[begin Exercise material]

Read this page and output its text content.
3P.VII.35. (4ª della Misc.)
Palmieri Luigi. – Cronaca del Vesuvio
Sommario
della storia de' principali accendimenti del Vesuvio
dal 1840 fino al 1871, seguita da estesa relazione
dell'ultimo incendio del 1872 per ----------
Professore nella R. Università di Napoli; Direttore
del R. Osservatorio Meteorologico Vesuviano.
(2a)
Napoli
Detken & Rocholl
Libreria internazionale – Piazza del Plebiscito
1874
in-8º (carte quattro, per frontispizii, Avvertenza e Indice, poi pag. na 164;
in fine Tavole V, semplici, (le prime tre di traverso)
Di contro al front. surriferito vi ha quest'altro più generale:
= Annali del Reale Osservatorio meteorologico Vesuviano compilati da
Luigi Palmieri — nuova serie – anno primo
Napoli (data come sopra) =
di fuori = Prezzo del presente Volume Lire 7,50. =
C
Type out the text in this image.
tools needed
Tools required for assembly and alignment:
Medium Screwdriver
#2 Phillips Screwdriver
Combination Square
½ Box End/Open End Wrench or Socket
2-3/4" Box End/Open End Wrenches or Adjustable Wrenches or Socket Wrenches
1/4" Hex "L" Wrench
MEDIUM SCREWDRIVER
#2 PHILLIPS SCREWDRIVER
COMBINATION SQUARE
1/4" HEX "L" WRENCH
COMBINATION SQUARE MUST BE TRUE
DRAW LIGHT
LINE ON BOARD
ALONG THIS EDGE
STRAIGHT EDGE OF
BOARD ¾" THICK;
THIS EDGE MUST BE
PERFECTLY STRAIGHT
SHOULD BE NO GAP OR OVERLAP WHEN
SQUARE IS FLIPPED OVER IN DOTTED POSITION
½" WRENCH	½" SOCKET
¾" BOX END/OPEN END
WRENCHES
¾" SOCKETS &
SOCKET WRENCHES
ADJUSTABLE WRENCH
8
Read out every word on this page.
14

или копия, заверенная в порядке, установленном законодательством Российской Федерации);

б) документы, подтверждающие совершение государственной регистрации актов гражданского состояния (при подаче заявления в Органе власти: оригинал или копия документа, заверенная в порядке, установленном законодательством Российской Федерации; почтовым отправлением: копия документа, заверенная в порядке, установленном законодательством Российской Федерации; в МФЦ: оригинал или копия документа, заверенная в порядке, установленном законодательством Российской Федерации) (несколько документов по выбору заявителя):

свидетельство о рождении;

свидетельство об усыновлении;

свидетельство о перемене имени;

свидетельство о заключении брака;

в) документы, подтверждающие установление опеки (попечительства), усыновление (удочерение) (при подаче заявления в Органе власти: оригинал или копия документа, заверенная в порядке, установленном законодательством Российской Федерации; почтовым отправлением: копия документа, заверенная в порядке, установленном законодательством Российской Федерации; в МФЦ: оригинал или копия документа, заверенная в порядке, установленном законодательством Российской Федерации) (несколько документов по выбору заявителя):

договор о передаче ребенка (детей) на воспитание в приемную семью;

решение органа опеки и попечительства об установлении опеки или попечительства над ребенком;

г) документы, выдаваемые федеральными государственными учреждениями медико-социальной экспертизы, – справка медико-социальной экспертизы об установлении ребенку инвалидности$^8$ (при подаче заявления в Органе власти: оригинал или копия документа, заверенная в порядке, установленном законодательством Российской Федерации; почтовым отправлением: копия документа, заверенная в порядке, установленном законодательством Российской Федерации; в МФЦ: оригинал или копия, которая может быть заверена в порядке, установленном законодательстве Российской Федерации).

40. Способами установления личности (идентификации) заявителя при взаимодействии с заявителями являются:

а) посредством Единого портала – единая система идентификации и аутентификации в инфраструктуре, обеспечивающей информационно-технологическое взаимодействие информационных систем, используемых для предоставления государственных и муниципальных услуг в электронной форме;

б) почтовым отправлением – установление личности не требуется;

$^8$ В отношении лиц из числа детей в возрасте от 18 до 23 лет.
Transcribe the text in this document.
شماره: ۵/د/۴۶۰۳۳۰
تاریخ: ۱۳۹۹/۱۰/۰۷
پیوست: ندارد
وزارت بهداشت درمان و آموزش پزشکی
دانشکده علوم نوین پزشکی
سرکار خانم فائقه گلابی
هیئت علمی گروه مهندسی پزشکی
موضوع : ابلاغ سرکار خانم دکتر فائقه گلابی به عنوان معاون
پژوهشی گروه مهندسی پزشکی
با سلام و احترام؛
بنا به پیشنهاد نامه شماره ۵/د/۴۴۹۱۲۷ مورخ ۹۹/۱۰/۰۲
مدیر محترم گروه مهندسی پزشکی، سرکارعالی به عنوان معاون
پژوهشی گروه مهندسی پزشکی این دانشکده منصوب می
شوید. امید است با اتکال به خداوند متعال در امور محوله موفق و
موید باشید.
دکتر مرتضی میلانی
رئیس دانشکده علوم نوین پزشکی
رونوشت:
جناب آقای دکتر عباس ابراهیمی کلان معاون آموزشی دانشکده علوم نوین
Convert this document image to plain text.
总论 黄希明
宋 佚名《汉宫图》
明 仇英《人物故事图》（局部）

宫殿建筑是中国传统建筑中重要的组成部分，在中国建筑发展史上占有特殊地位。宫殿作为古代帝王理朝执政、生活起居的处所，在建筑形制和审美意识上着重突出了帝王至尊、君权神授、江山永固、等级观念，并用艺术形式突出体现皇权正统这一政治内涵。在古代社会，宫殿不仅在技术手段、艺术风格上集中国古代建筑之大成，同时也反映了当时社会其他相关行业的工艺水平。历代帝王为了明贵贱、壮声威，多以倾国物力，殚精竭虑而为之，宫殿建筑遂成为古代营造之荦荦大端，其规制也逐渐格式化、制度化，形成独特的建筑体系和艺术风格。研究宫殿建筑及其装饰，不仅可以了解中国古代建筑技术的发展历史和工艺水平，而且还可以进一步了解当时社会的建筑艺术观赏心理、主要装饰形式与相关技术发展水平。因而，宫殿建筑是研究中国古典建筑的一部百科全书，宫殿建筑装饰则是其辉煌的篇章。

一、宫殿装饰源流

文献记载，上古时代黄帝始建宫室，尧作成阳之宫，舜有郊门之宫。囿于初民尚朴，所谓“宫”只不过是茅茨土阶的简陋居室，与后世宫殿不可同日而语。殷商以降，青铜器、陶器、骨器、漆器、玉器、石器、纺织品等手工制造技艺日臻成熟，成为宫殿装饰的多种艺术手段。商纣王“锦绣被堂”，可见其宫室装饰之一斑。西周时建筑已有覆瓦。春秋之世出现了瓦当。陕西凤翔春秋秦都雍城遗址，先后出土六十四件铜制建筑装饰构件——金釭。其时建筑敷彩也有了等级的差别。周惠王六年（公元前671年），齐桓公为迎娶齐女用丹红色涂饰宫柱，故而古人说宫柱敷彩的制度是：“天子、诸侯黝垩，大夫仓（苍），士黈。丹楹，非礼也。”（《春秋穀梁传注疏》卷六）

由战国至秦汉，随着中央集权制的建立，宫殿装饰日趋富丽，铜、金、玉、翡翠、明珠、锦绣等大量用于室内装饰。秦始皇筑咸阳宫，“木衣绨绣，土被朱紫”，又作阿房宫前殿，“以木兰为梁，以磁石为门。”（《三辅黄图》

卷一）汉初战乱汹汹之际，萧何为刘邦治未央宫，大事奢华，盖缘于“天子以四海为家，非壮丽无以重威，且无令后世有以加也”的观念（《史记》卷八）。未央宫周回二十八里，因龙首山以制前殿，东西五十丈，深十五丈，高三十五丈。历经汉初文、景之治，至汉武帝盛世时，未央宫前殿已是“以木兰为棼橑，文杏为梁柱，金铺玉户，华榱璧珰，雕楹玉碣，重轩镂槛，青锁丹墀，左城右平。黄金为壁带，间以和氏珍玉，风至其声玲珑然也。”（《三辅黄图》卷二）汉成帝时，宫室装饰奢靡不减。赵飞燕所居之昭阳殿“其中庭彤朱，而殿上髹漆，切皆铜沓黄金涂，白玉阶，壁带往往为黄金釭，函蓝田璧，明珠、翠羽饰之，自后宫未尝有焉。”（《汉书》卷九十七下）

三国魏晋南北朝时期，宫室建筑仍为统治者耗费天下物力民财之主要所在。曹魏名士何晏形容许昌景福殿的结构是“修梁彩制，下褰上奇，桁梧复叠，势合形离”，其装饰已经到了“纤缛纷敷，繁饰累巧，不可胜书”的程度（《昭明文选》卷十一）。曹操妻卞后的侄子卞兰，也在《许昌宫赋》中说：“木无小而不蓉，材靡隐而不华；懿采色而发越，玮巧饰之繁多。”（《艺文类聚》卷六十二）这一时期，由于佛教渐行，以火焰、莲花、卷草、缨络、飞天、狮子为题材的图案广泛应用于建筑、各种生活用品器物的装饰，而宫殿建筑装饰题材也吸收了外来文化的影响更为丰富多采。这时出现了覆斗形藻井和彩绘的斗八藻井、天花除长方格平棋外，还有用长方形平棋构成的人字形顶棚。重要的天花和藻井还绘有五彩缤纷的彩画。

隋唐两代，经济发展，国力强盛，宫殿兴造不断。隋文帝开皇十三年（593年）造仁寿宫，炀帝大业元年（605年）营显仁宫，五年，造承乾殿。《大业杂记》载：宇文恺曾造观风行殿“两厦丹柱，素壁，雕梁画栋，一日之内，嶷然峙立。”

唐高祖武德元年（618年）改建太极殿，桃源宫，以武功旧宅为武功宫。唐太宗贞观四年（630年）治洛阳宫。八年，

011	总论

[end Exercise material]

• Set task: Using the records above, select and copy every line that has the word "پژوهشی".

• Correct output:
پژوهشی گروه مهندسی پزشکی
پژوهشی گروه مهندسی پزشکی این دانشکده منصوب می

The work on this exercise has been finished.